[A block of data]
---+---
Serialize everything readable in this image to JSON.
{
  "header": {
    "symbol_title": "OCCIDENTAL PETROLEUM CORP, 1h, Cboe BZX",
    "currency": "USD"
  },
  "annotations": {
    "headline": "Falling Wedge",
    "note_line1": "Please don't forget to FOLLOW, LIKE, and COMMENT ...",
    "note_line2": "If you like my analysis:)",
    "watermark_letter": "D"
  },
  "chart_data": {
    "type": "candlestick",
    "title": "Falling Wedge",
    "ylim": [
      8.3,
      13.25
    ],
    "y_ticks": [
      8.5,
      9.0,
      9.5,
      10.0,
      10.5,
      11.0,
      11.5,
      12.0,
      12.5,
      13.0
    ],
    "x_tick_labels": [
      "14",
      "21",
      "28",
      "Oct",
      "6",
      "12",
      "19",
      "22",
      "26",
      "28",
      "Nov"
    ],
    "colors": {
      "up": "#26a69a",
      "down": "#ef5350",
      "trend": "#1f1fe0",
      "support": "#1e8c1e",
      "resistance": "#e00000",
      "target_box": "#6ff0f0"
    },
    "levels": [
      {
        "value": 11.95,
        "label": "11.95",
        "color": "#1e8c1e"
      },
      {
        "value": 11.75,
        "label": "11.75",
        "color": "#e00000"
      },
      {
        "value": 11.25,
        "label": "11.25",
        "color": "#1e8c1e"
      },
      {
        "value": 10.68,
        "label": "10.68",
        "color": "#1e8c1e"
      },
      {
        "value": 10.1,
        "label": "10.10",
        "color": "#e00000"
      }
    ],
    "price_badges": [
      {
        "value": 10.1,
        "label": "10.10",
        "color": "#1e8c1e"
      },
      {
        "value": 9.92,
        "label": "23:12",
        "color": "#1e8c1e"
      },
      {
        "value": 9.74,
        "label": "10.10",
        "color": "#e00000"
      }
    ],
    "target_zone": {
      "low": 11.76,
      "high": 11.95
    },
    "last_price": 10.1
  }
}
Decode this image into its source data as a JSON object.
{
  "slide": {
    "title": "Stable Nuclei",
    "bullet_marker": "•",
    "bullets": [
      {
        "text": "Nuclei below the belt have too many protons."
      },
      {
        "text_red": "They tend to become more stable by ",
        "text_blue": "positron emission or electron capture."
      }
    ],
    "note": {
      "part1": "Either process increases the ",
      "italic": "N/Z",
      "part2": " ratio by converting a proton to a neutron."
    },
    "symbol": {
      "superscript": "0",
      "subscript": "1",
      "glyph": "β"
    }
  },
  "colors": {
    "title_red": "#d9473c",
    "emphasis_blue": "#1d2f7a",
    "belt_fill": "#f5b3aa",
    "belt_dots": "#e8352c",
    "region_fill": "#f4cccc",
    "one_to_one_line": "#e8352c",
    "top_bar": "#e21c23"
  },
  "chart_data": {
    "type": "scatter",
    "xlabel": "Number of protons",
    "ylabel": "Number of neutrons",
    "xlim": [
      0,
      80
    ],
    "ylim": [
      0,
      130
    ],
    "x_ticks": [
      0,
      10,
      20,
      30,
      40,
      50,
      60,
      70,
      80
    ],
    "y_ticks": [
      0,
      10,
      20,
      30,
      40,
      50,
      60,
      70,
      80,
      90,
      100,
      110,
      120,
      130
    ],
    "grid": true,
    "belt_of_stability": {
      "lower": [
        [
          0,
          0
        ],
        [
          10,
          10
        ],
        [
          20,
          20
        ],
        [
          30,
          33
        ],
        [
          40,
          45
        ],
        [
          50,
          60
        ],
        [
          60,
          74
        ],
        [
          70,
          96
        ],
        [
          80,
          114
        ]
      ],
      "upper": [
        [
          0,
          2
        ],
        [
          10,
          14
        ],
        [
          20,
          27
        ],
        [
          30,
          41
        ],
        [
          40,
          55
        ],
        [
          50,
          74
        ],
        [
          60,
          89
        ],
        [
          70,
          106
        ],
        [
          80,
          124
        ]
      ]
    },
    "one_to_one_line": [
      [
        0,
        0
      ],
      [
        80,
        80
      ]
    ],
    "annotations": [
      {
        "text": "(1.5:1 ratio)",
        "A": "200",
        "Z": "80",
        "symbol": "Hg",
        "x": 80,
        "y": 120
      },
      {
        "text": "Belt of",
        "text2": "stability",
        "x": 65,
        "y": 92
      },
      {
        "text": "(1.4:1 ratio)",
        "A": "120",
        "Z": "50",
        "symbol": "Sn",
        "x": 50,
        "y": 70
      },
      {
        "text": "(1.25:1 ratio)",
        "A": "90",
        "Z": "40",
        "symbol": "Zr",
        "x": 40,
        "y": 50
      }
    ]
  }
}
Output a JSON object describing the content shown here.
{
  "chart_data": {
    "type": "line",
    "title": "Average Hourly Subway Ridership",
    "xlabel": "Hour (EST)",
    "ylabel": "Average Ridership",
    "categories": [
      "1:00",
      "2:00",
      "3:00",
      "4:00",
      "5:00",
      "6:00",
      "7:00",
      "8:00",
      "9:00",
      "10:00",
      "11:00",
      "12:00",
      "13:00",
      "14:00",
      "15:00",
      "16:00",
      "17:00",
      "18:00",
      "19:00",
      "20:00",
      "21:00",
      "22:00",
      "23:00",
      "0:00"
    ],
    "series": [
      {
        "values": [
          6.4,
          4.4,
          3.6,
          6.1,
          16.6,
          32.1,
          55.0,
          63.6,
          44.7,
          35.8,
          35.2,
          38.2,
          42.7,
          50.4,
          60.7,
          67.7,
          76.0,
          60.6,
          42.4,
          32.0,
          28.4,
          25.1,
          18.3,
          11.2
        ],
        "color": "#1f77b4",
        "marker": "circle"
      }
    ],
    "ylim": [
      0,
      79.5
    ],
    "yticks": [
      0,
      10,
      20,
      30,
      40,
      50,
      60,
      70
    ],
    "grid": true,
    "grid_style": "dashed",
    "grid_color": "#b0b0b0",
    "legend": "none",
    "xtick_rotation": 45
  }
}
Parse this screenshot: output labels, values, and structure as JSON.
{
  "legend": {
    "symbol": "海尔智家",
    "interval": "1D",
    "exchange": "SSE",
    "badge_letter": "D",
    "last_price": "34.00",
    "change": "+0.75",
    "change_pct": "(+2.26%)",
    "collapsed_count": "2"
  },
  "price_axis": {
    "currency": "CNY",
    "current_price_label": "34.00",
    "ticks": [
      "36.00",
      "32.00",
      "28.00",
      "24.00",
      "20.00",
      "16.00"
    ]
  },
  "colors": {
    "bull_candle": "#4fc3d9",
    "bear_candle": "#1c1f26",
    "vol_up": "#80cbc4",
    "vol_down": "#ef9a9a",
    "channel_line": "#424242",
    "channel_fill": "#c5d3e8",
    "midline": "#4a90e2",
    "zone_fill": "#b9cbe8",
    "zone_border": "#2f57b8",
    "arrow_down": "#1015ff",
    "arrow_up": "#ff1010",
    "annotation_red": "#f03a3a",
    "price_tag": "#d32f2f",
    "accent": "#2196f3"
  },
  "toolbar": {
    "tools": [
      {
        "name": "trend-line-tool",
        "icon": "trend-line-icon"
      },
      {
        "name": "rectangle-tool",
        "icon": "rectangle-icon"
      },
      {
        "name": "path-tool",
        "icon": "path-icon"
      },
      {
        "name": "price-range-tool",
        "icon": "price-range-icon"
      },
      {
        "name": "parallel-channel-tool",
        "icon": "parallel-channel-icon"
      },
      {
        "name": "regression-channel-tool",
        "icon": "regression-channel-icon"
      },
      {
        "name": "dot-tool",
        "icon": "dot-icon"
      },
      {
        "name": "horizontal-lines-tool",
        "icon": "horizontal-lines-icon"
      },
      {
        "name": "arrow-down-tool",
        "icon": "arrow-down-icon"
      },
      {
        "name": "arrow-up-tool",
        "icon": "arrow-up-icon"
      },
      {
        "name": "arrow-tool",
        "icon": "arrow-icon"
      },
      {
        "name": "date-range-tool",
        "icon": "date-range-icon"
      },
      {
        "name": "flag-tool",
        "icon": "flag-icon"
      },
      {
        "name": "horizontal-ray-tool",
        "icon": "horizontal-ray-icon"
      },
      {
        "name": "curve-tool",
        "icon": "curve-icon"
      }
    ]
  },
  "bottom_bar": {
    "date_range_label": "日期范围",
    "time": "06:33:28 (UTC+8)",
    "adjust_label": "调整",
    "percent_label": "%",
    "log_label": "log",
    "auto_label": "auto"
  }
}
---+---
● Directions for this task
Give the count of lines that hold the word "Wedge", with nothing added.

● Finished task
2